ROWS |
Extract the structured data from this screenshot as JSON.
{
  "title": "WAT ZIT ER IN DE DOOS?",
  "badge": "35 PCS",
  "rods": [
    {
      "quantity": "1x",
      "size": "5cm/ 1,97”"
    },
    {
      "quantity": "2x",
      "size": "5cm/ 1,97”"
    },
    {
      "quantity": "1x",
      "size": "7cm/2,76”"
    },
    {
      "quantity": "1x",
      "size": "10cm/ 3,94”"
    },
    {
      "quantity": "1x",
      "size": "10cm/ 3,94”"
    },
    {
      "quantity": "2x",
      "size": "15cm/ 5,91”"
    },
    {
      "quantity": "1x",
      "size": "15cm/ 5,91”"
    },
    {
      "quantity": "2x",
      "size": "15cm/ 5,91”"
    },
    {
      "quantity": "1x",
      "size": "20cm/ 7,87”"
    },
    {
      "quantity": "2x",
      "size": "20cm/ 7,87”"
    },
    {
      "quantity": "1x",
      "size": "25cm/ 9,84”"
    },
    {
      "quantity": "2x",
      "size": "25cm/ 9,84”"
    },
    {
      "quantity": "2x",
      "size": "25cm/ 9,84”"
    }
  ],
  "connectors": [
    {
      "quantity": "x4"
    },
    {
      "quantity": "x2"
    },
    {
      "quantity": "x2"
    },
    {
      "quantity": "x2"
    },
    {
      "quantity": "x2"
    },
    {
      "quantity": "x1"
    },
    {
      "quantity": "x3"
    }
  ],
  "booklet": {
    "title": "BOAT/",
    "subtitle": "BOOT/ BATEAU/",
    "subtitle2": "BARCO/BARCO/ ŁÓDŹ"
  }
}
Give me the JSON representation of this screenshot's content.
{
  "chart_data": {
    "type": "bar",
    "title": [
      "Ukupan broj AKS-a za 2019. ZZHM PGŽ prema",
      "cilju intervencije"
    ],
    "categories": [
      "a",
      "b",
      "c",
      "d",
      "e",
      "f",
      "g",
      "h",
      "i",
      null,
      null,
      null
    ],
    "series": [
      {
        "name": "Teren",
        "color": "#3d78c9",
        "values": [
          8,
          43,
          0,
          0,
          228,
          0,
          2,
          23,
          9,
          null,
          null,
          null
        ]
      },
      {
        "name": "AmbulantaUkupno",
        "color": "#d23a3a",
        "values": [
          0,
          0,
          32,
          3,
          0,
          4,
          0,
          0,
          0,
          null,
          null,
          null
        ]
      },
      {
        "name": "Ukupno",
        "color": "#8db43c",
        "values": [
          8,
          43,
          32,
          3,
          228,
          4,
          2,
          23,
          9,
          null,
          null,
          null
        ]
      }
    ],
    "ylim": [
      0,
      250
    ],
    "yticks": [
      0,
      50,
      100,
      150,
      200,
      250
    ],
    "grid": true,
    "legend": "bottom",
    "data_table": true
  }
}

WORK TO DO | Return all of the entries exactly as they were supplied.

SOLUTION TO THIS PROBLEM |
Extract the structured data from this screenshot as JSON.
{
  "title": "WAT ZIT ER IN DE DOOS?",
  "badge": "35 PCS",
  "rods": [
    {
      "quantity": "1x",
      "size": "5cm/ 1,97”"
    },
    {
      "quantity": "2x",
      "size": "5cm/ 1,97”"
    },
    {
      "quantity": "1x",
      "size": "7cm/2,76”"
    },
    {
      "quantity": "1x",
      "size": "10cm/ 3,94”"
    },
    {
      "quantity": "1x",
      "size": "10cm/ 3,94”"
    },
    {
      "quantity": "2x",
      "size": "15cm/ 5,91”"
    },
    {
      "quantity": "1x",
      "size": "15cm/ 5,91”"
    },
    {
      "quantity": "2x",
      "size": "15cm/ 5,91”"
    },
    {
      "quantity": "1x",
      "size": "20cm/ 7,87”"
    },
    {
      "quantity": "2x",
      "size": "20cm/ 7,87”"
    },
    {
      "quantity": "1x",
      "size": "25cm/ 9,84”"
    },
    {
      "quantity": "2x",
      "size": "25cm/ 9,84”"
    },
    {
      "quantity": "2x",
      "size": "25cm/ 9,84”"
    }
  ],
  "connectors": [
    {
      "quantity": "x4"
    },
    {
      "quantity": "x2"
    },
    {
      "quantity": "x2"
    },
    {
      "quantity": "x2"
    },
    {
      "quantity": "x2"
    },
    {
      "quantity": "x1"
    },
    {
      "quantity": "x3"
    }
  ],
  "booklet": {
    "title": "BOAT/",
    "subtitle": "BOOT/ BATEAU/",
    "subtitle2": "BARCO/BARCO/ ŁÓDŹ"
  }
}
Give me the JSON representation of this screenshot's content.
{
  "chart_data": {
    "type": "bar",
    "title": [
      "Ukupan broj AKS-a za 2019. ZZHM PGŽ prema",
      "cilju intervencije"
    ],
    "categories": [
      "a",
      "b",
      "c",
      "d",
      "e",
      "f",
      "g",
      "h",
      "i",
      null,
      null,
      null
    ],
    "series": [
      {
        "name": "Teren",
        "color": "#3d78c9",
        "values": [
          8,
          43,
          0,
          0,
          228,
          0,
          2,
          23,
          9,
          null,
          null,
          null
        ]
      },
      {
        "name": "AmbulantaUkupno",
        "color": "#d23a3a",
        "values": [
          0,
          0,
          32,
          3,
          0,
          4,
          0,
          0,
          0,
          null,
          null,
          null
        ]
      },
      {
        "name": "Ukupno",
        "color": "#8db43c",
        "values": [
          8,
          43,
          32,
          3,
          228,
          4,
          2,
          23,
          9,
          null,
          null,
          null
        ]
      }
    ],
    "ylim": [
      0,
      250
    ],
    "yticks": [
      0,
      50,
      100,
      150,
      200,
      250
    ],
    "grid": true,
    "legend": "bottom",
    "data_table": true
  }
}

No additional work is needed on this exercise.